Exercise 1: Copy the rows word for word, from the start of the rows through the line containing "property-value: USB — [685, 848, 729, 872]".

Selected excerpt:

One woman I worked with described it as living with a stranger who knew all her secrets. She said: “We know everything about each other and nothing feels intimate anymore. How does that happen?”
Another client, a man in his late forties, told me he had started sleeping on the edge of the bed. Not because of an argument, but just because the centre felt like territory that no longer belonged to him.
These are not dramatic stories. That is exactly why they are so hard to talk about.
The woman at the dinner party told me her story after the other guests had moved into the garden.
She had been in that in-between season for almost three years before things finally ended. Three years of knowing and not saying. Three years of planning a life in her head that looked different from the one she was living. She said the strangest part was not the ending. It was the relief. And then the guilt about the relief and then slowly, over many months, the discovery of herself again.
She said: “I had forgotten what it felt like to wake up and only have to think about my own day.”
She said it without bitterness. As a statement of fact about a woman who had spent a long time being invisible inside her own life and was now, finally, taking up the space that had always been hers.
Divorce carries a particular social weight that makes people reluctant to say what is actually happening until they have no choice.

Provided material:
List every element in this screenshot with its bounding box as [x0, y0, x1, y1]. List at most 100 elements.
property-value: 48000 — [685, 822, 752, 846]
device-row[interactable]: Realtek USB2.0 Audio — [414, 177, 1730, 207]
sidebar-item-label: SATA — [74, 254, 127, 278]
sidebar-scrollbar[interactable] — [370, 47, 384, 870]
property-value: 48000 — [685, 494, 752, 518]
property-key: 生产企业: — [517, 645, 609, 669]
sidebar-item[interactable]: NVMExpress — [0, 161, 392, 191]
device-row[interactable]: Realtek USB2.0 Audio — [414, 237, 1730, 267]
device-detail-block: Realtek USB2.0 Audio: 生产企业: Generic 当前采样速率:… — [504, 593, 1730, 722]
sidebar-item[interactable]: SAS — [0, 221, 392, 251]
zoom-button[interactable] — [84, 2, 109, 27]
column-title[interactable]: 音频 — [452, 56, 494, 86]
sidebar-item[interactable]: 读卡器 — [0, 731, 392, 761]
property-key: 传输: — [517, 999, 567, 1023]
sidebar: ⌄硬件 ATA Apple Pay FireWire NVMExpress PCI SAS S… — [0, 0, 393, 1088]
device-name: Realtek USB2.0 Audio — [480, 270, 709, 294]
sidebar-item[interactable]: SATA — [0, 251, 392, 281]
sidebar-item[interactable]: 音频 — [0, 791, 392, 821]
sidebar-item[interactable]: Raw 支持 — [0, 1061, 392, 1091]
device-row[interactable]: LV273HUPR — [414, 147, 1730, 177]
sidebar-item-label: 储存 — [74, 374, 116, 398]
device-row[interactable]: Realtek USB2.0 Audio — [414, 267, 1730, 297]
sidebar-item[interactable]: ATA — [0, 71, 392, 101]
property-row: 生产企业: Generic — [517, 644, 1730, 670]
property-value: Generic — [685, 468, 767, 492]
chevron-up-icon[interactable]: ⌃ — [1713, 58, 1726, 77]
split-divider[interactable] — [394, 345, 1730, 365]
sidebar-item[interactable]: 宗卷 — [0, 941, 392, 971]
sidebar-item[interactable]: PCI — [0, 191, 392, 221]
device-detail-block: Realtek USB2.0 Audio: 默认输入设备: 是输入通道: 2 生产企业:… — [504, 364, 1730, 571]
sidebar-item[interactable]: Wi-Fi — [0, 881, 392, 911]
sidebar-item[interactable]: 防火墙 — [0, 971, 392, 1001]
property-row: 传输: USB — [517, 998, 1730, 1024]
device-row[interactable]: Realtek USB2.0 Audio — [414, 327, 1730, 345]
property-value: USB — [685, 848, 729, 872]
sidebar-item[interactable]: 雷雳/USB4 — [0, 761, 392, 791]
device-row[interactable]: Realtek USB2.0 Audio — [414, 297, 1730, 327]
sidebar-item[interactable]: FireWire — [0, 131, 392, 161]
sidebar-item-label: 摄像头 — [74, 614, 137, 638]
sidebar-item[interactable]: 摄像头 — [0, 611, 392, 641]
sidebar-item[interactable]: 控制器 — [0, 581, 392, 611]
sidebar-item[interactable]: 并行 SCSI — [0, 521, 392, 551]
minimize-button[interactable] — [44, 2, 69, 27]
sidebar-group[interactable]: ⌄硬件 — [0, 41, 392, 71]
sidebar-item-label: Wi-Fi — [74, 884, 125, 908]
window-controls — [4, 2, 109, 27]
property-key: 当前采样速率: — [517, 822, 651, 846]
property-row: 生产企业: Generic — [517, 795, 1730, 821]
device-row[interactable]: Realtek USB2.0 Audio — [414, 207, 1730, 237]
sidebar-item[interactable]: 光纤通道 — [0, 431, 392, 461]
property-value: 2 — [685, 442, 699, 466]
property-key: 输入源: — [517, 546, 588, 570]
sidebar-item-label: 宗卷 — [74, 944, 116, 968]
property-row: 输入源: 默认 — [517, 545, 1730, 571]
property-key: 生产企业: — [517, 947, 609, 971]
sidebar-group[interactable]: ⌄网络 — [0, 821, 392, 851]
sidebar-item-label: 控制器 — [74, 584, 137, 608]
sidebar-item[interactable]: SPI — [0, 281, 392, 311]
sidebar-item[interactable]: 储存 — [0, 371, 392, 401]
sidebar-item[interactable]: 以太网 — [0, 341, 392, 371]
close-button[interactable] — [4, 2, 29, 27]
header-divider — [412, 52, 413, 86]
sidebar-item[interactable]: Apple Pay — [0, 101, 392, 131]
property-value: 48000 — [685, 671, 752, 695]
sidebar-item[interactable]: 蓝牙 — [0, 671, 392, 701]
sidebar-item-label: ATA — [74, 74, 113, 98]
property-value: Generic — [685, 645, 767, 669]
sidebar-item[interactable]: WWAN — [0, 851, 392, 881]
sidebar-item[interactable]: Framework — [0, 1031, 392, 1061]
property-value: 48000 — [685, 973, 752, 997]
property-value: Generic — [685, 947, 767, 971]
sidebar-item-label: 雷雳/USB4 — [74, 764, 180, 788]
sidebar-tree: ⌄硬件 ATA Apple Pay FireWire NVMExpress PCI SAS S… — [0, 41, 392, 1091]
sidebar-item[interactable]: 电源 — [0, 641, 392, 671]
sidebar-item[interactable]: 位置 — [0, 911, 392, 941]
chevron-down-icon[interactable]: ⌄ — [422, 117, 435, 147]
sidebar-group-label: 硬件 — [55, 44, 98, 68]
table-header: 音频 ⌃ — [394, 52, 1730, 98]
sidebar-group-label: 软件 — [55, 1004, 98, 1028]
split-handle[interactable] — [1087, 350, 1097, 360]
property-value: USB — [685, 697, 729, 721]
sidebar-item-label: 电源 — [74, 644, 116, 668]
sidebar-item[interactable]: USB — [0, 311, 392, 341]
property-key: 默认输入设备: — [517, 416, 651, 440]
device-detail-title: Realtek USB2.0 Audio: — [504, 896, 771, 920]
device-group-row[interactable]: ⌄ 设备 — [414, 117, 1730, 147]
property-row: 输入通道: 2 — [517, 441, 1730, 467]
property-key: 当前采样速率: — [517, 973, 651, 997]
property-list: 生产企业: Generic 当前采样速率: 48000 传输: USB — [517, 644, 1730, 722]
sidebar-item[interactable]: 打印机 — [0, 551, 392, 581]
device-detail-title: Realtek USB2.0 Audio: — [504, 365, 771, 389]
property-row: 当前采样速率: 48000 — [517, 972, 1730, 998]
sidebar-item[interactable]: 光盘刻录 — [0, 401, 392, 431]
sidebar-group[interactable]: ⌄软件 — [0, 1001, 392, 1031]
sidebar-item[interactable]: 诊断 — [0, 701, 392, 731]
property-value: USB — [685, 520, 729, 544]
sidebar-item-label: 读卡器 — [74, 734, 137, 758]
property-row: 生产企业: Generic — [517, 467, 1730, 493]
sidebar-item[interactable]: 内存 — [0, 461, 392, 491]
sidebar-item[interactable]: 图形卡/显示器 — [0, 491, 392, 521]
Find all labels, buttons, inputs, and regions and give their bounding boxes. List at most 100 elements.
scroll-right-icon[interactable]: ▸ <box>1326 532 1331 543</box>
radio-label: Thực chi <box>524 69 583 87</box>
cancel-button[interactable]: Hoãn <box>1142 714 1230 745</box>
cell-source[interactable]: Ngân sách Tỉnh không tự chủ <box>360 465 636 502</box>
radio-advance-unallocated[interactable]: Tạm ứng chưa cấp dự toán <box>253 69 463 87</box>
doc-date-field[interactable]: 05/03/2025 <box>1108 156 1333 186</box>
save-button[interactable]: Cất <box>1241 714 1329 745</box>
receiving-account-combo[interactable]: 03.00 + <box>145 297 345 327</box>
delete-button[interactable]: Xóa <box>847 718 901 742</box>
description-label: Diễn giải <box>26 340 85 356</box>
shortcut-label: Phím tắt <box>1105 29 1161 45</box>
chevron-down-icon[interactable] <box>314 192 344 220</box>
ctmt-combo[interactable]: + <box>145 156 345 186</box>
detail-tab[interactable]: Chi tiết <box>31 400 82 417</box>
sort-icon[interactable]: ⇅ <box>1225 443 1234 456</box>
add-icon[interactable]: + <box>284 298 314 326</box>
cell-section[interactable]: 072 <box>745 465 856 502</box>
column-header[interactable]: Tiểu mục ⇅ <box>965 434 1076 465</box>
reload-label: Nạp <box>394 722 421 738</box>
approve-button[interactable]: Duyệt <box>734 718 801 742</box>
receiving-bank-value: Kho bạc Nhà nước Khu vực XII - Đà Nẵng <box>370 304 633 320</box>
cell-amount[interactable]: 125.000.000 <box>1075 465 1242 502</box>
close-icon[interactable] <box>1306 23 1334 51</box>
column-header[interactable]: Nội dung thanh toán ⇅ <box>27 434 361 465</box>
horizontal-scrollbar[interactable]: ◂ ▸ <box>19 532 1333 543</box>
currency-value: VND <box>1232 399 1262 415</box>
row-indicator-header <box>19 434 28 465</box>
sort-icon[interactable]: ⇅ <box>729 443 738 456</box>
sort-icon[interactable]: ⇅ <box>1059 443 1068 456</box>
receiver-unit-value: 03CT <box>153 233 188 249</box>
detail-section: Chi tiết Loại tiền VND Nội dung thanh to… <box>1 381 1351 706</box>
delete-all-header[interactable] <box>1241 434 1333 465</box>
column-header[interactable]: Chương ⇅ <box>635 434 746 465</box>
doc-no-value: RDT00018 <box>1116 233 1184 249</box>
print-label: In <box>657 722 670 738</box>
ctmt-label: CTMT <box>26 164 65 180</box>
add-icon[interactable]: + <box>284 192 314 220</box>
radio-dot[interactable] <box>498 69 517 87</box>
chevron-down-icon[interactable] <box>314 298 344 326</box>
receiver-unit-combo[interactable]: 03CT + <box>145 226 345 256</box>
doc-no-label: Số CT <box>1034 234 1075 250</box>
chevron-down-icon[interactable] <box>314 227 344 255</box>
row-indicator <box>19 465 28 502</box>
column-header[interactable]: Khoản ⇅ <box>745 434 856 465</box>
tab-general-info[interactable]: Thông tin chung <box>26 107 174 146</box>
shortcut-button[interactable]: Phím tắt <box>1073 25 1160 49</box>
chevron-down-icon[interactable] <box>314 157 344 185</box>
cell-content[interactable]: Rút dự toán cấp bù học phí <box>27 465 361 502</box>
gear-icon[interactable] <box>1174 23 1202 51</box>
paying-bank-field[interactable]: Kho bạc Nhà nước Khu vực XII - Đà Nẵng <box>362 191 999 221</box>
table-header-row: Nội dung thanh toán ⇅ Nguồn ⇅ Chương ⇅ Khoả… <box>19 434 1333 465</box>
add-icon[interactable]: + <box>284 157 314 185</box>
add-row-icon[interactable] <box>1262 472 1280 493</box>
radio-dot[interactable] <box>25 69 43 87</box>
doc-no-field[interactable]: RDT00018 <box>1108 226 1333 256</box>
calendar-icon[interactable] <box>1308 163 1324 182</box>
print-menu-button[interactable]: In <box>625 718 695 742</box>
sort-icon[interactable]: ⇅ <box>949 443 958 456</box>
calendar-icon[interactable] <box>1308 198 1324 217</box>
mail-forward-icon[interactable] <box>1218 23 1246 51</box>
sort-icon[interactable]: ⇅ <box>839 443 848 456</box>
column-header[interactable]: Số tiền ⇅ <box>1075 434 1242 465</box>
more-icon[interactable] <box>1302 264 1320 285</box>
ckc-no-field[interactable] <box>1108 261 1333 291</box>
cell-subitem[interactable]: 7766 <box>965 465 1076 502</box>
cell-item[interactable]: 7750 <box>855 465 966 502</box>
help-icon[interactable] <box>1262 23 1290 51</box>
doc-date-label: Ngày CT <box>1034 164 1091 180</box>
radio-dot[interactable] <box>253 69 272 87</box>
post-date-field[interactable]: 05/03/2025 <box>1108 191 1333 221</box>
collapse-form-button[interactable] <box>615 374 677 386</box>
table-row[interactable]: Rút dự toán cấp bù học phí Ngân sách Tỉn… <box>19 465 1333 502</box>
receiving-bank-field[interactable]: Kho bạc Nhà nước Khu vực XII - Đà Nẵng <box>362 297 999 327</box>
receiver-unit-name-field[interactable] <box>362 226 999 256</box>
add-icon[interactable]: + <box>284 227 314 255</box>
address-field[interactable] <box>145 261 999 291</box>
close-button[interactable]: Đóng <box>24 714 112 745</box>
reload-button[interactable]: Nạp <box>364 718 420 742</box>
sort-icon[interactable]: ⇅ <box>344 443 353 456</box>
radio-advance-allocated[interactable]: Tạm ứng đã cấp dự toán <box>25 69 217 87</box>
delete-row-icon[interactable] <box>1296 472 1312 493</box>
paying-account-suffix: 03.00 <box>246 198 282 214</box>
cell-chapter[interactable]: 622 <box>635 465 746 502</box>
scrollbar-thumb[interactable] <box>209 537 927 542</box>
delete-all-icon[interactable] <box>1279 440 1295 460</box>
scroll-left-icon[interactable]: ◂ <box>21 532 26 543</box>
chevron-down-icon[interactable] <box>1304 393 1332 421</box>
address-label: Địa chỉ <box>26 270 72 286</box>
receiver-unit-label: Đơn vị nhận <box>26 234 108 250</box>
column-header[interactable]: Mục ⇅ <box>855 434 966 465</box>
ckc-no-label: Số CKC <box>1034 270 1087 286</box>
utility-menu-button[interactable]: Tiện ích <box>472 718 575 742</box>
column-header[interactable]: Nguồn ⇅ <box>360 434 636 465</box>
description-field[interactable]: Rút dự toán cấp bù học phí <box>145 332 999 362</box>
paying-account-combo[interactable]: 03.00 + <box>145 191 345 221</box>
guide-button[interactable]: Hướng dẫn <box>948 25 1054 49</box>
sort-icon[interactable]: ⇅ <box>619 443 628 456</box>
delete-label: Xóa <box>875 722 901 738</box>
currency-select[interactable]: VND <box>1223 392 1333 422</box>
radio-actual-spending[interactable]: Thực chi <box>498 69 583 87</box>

Exercise 2: In the excerpt on divorce, how long had the woman at the dinner party been in the in-between season before things finally ended?

Task solution 1:
List every element in this screenshot with its bounding box as [x0, y0, x1, y1]. List at most 100 elements.
property-value: 48000 — [685, 822, 752, 846]
device-row[interactable]: Realtek USB2.0 Audio — [414, 177, 1730, 207]
sidebar-item-label: SATA — [74, 254, 127, 278]
sidebar-scrollbar[interactable] — [370, 47, 384, 870]
property-value: 48000 — [685, 494, 752, 518]
property-key: 生产企业: — [517, 645, 609, 669]
sidebar-item[interactable]: NVMExpress — [0, 161, 392, 191]
device-row[interactable]: Realtek USB2.0 Audio — [414, 237, 1730, 267]
device-detail-block: Realtek USB2.0 Audio: 生产企业: Generic 当前采样速率:… — [504, 593, 1730, 722]
sidebar-item[interactable]: SAS — [0, 221, 392, 251]
zoom-button[interactable] — [84, 2, 109, 27]
column-title[interactable]: 音频 — [452, 56, 494, 86]
sidebar-item[interactable]: 读卡器 — [0, 731, 392, 761]
property-key: 传输: — [517, 999, 567, 1023]
sidebar: ⌄硬件 ATA Apple Pay FireWire NVMExpress PCI SAS S… — [0, 0, 393, 1088]
device-name: Realtek USB2.0 Audio — [480, 270, 709, 294]
sidebar-item[interactable]: SATA — [0, 251, 392, 281]
sidebar-item[interactable]: 音频 — [0, 791, 392, 821]
sidebar-item[interactable]: Raw 支持 — [0, 1061, 392, 1091]
device-row[interactable]: LV273HUPR — [414, 147, 1730, 177]
sidebar-item-label: 储存 — [74, 374, 116, 398]
device-row[interactable]: Realtek USB2.0 Audio — [414, 267, 1730, 297]
sidebar-item[interactable]: ATA — [0, 71, 392, 101]
property-row: 生产企业: Generic — [517, 644, 1730, 670]
property-value: Generic — [685, 468, 767, 492]
chevron-up-icon[interactable]: ⌃ — [1713, 58, 1726, 77]
split-divider[interactable] — [394, 345, 1730, 365]
sidebar-item[interactable]: 宗卷 — [0, 941, 392, 971]
sidebar-item[interactable]: PCI — [0, 191, 392, 221]
device-detail-block: Realtek USB2.0 Audio: 默认输入设备: 是输入通道: 2 生产企业:… — [504, 364, 1730, 571]
sidebar-item[interactable]: Wi-Fi — [0, 881, 392, 911]
sidebar-item[interactable]: 防火墙 — [0, 971, 392, 1001]
property-row: 传输: USB — [517, 998, 1730, 1024]
device-row[interactable]: Realtek USB2.0 Audio — [414, 327, 1730, 345]
property-value: USB — [685, 848, 729, 872]

Task solution 2: Almost three years.